PROVIDED TEXT section start

5. Emulating other big data systems of your choice.

You can also choose another big data system to emulate. However, we might not be able to
provide as much support as the recommended projects. Also you will need to make sure you are
emulating a big data system. Acceptable examples are: Cassandra, Hive, AWS TimeStream, AWS
DynanoDB, AWS Neptune. Redis is acceptable too, but you will need to deploy your prototype
system in multiple machines (e.g., multiple EC2 instances) to make a case for it to handle big
data since Redis stores data in RAM.

Resource:
• Sample code for data and code serialization.
• Refer to socket stream library as in EDFS project, to build servers for worker node, etc.
Note for multi-person teams, you will be required to implement a Web UI as in other projects.
Note there are links in the provided sample code where you can read more on documentation of
libraries used.

Team formation: You can form a team of up to 3 people. If there are multiple persons in your team, you
are also required to implement the components above that are marked with (Multi-person team). All
team members should come from the sections that meet at the same time. In other words, you are not
allowed to team up with someone in Tuesday section if you are in MW section.

Deliverables, points, and deadlines (all deadlines are 11:59pm on the due date):
1. Proposal (5 points, due on 2/10, Friday)
Team member, project topic, planned implementation, timeline (when to finish which items),
tasks for each member.
2. Midterm progress report (5 points, due on 3/27, Monday)
Report progress made and any update on your plan.
3. Final report (10 points, due on 4/28, Friday)
Title, topic, implementation, and learning experiences.
As part of your final report, we will be asking you to fill out a self-assessment on your project
learning outcomes. Details will be announced near the end of semester.
4. Implementation (70 points, provide a link to your source codes, e.g., on Google drive, in the final
report). Due as the same time as your final report.
There will be points assigned to each aspect of the project as detailed in the requirements
stated above. Missing or incomplete work will be subject to deduction of points.
5. Demo (5 points, in class in the week of 4/24). All members of project team should be present
and presenting part of the project. 5 points will be deducted from a member if he/she is absent.
6. Video (5 points, about 20 minutes, due on 4/28, Friday): in-depth presentation of technical
aspects of your project. A spreadsheet will be provided for you to fill out the details including
link to your video. All members of team should be present, with camera on during the
presentation.

PROVIDED TEXT section end

• [TO DO]
1 – According to the project guidelines above, what is the largest number of people allowed on a team?
2 – For each statement, say whether it agrees with the project guidelines above. Answer yes or no and quote the deciding words. (a) The proposal is worth 5 points and is due on 2/10. (b) A student in the MW section may team up with someone in the Tuesday section. (c) The video should run about 30 minutes.

DATA EXTRACT section start

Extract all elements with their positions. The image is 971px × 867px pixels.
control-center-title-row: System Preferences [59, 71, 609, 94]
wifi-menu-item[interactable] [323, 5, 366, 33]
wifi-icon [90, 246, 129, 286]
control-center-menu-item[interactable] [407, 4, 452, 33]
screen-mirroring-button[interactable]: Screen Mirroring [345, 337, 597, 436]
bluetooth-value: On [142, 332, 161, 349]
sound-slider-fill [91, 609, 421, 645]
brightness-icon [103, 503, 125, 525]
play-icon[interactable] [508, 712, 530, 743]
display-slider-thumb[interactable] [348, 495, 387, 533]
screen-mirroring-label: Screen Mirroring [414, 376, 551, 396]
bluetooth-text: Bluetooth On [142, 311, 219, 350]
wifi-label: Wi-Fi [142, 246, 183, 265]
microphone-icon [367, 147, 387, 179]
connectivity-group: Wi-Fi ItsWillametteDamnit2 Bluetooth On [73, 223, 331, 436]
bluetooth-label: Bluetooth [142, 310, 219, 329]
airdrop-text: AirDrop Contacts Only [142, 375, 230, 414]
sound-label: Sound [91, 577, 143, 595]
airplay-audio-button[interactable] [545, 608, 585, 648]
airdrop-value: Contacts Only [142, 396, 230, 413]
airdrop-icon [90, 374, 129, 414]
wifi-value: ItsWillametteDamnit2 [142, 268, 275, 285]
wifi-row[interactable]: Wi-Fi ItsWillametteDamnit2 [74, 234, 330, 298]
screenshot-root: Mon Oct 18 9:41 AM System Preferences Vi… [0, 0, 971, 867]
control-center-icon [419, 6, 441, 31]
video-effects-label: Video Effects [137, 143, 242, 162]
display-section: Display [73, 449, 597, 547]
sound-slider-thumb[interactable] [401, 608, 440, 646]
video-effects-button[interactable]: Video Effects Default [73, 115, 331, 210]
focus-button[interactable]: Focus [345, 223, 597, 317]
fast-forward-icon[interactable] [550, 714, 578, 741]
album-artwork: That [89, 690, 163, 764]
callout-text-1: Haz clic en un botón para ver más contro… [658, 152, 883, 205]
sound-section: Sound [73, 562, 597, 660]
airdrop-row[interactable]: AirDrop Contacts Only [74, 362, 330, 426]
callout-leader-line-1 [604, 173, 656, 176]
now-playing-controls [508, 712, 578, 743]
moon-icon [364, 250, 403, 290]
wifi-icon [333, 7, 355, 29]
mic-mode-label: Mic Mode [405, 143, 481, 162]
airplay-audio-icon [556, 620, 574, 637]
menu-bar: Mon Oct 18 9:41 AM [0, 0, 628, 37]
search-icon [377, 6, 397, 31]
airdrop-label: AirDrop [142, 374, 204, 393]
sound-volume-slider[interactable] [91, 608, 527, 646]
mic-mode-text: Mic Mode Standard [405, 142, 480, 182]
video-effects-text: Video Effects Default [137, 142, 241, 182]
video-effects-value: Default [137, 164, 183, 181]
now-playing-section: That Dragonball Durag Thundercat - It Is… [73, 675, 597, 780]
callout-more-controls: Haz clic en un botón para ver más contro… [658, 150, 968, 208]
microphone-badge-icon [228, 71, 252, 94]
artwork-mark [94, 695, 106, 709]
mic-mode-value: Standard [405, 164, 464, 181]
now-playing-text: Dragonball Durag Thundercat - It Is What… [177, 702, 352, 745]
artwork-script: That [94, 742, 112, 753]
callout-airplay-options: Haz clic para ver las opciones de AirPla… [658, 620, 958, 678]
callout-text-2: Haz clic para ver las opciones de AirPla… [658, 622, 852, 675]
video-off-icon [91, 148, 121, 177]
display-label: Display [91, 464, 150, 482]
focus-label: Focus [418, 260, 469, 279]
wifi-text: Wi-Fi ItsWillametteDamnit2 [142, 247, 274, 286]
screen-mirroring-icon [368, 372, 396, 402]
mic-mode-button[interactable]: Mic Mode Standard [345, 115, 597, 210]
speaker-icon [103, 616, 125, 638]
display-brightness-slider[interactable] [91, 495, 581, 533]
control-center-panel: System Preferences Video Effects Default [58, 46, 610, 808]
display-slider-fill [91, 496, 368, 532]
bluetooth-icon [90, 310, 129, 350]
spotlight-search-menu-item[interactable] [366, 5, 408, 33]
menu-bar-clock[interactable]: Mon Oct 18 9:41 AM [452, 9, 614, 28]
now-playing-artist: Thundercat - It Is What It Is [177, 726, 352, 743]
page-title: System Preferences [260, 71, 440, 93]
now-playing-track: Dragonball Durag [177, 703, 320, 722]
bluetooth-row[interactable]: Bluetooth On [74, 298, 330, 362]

DATA EXTRACT section end

• [ANSWERS PER TASK]
1 – Up to 3 people.

2 –
(a) Yes: "1. Proposal (5 points, due on 2/10, Friday)"
(b) No: "you are not allowed to team up with someone in Tuesday section if you are in MW section."
(c) No: "6. Video (5 points, about 20 minutes, due on 4/28, Friday)"